TEXT PROVIDED.
_ _ _ _ _ _ _
Published  27/10/2017

Art and China after 1989: Theater of the World

Art and China after 1989: Theater of the World

The curatorial mission, to showcase the influence on artists and their practice of two distinct moments of political impact – the Tiananmen Square crackdown and the failed promise of the 2008 Beijing Olympics – upends our understanding of the modern Chinese aesthetic

Solomon R Guggenheim Museum, New York
6 October 2017 – 7 January 2018


The break was defining and sudden. In 1988, a China that had been opening to reform allowed veteran artist Wang Guangyi to depict Chairman Mao behind bars. Two months into 1989, Beijing’s National Art Museum of China mounted the China/Avant Garde Exhibition to parade its officially liberated visual art. Four months later, the Tiananmen Square massacre forced free expression underground or into exile, where an intrepid group of artists recalibrated methodologies to challenge a newly repressive regime’s abusive behaviour. Magiciens de la Terre, at the Centre Georges Pompidou and the Grande Halle de la Villette in Paris, had introduced China’s provocateur practice to the west with just three of them (Gu Dexin, Huang Yong Ping and Yang Jiechang) – all showing here. Far too few, as it turned out, since the nascent protest was outshone by easier-to-love riffs on local bop and western pop – those colourful be-aware-or-be-square paintings collected and promoted by David Tang at his China Club in Hong Kong, which first came, as they infiltrated collections abroad, to represent China now. Even as the mainland’s tightening control triggered stronger work, those large vibrant canvases – more accessible, more saleable – still constituted for the west the contemporary aesthetic.

Wang Xingwei. New Beijing, 2001. Oil on canvas, 200 x 300 cm. M+ Sigg Collection, Hong Kong, By donation. Photograph: courtesy M+, Hong Kong.
_ _ _ _ _ _ _
GIVEN ENTRIES.
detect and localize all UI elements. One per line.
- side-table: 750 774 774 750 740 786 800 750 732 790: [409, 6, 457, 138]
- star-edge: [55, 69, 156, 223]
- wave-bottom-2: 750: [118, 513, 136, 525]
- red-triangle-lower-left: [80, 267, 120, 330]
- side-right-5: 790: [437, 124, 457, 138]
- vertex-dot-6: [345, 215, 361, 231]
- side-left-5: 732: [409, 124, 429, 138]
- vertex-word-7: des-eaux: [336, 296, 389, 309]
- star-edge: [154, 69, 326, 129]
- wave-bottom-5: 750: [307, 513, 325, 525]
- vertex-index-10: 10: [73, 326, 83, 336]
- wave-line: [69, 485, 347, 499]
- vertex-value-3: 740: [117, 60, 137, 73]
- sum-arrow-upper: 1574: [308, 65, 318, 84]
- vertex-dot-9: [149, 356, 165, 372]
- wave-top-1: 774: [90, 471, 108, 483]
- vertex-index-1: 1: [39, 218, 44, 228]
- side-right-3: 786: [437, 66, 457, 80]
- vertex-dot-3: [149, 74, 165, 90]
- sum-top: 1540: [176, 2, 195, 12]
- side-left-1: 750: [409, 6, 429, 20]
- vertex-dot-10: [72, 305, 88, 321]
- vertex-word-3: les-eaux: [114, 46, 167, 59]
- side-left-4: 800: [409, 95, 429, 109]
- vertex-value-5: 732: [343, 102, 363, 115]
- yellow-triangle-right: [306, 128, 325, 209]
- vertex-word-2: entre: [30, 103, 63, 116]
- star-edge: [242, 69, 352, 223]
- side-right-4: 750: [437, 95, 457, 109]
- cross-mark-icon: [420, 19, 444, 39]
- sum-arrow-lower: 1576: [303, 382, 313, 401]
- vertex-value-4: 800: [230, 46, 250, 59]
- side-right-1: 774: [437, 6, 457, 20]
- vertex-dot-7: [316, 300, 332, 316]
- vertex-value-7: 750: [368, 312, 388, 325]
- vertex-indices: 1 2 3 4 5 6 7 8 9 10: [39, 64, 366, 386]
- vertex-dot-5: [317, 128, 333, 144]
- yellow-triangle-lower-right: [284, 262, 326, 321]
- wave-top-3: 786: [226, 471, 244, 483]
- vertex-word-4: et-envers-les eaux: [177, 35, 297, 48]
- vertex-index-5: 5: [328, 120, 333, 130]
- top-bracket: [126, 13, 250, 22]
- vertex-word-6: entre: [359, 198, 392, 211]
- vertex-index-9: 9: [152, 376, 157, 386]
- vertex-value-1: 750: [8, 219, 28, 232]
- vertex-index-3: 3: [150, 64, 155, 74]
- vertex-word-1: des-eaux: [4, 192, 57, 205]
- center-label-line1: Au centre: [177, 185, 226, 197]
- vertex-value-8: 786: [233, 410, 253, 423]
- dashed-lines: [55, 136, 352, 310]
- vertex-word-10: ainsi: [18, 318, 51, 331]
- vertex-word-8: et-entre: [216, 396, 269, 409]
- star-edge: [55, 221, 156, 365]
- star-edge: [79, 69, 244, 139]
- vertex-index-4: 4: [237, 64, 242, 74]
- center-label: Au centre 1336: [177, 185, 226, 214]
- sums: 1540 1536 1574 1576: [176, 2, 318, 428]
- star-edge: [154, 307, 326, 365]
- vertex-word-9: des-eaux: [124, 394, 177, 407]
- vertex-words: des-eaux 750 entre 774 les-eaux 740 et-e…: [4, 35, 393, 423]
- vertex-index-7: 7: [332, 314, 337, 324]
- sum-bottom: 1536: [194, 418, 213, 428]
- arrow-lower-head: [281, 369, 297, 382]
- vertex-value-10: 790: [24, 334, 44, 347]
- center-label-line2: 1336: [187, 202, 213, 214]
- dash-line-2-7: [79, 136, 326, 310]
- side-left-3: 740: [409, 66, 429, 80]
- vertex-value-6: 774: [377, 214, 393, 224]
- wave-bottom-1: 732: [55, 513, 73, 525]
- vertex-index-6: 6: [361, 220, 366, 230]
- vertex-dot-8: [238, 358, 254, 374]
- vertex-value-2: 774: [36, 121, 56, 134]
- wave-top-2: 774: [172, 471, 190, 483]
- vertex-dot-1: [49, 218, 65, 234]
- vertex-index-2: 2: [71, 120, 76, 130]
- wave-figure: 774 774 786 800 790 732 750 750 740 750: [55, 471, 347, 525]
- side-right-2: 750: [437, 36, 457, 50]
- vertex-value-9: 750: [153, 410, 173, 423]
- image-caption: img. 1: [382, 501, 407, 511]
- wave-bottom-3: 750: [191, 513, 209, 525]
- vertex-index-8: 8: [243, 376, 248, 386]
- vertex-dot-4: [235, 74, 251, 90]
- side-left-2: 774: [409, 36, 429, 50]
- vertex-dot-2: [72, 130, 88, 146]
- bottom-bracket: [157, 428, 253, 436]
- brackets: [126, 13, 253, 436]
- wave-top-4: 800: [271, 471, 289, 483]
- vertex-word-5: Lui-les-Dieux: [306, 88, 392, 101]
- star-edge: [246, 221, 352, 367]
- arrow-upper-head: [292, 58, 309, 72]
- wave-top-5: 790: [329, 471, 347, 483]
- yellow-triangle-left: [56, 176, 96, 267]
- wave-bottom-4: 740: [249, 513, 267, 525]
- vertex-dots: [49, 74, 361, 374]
_ _ _ _ _ _ _
TO DO.
a - According to the exhibition review, which artist was allowed in 1988 to depict Chairman Mao behind bars?
b - List the artists whom the exhibition review names as having introduced China's provocateur practice to the West at Magiciens de la Terre.
The material has no connection to the exhibition review.

EXERCISE RESULTS.
a - Wang Guangyi

b - Gu Dexin, Huang Yong Ping, Yang Jiechang